[TASK INPUT]
■ ■ ■

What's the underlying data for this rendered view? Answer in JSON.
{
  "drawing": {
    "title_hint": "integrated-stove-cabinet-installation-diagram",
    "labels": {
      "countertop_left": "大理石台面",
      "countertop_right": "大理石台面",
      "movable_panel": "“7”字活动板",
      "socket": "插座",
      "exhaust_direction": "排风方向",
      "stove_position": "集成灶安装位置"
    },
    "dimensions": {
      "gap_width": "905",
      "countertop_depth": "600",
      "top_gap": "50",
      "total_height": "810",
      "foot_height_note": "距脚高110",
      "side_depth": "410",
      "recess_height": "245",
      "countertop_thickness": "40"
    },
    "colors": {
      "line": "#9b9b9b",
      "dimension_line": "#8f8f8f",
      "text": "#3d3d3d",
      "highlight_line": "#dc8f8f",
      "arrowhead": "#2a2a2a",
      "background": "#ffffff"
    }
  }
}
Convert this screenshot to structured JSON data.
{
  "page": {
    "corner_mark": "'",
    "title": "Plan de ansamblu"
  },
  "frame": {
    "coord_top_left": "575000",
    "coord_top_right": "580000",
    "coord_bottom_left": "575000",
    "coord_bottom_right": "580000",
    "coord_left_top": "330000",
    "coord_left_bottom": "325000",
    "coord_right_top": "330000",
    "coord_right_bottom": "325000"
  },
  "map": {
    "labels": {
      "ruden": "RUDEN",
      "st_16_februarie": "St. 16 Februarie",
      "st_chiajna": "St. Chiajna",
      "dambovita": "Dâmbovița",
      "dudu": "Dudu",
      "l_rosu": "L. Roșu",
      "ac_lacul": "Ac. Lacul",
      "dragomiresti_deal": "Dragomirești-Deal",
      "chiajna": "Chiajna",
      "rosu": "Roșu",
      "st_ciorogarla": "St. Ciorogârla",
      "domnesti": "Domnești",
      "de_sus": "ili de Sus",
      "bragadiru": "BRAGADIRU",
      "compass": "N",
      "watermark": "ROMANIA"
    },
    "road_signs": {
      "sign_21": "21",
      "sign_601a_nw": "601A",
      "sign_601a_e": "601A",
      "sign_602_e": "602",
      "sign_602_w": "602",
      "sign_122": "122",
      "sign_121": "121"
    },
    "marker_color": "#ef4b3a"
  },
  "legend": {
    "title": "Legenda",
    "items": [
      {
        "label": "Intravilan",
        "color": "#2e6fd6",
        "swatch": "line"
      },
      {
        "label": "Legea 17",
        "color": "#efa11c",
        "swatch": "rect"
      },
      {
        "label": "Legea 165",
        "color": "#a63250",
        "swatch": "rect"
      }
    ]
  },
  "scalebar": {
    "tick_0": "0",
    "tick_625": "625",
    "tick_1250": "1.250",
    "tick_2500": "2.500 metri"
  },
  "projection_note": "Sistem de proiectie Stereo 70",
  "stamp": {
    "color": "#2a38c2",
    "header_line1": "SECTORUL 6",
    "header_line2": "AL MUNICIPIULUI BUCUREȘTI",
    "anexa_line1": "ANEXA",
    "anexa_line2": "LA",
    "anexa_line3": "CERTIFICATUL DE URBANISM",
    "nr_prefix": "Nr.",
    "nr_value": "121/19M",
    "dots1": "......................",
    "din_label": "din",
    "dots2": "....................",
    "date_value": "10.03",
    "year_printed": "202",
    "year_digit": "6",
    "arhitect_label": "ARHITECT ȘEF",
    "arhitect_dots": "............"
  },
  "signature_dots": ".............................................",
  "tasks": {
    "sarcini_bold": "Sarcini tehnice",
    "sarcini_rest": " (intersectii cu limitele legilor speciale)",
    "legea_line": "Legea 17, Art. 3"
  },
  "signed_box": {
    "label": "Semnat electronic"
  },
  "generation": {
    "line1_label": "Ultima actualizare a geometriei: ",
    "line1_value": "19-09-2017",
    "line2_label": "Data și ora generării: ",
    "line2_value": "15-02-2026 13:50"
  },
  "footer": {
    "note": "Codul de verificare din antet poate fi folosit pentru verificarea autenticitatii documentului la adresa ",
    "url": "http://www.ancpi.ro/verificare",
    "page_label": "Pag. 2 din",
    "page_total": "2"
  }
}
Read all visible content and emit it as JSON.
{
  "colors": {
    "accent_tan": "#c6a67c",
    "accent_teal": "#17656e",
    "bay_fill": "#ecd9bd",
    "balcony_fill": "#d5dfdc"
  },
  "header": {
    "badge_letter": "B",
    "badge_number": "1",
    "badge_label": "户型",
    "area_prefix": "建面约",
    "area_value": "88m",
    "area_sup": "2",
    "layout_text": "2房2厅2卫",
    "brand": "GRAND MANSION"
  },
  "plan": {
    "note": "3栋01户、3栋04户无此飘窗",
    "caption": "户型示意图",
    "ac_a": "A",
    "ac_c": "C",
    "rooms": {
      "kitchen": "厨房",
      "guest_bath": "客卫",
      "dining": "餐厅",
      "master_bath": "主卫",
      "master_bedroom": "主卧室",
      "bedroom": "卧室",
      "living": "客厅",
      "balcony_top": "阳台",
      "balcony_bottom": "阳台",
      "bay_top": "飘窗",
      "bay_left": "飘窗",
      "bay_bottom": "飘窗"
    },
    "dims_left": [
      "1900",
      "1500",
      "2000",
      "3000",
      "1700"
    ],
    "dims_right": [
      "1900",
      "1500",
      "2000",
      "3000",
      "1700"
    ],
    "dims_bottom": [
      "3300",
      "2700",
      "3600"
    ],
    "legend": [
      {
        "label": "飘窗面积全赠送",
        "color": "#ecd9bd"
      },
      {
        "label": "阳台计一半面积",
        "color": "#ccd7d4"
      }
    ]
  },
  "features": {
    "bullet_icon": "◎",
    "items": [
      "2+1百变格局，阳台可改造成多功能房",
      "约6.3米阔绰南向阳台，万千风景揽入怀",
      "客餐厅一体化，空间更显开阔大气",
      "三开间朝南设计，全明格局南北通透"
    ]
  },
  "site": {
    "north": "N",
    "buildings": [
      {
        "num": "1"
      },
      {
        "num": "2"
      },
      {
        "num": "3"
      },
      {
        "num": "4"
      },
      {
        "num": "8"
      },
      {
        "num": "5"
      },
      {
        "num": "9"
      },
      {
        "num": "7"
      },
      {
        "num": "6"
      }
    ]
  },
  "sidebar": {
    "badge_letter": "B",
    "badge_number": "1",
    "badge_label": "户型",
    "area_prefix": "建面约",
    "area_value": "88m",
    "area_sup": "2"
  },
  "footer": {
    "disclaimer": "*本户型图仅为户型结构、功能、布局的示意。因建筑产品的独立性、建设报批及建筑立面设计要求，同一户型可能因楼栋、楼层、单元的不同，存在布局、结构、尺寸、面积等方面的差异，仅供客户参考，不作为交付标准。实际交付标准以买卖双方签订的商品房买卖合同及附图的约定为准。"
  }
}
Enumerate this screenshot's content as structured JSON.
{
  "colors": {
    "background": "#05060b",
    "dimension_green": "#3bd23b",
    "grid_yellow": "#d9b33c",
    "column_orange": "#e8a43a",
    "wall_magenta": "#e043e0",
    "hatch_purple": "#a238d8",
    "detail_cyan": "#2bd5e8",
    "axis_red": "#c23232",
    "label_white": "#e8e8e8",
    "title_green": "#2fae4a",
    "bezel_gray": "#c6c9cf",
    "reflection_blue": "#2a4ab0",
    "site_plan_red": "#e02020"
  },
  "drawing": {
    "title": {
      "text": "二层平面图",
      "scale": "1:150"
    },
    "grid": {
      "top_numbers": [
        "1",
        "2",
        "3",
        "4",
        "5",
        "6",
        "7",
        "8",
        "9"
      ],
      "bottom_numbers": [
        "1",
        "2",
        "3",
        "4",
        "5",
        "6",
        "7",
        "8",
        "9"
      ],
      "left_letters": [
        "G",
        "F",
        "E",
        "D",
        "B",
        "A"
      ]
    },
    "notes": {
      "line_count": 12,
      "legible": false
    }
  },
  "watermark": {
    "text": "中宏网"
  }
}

■ ■ ■

From the entries above, extract each line containing "background".

[SOLUTION FOR THIS EXERCISE]
      "background": "#ffffff"
    "background": "#05060b",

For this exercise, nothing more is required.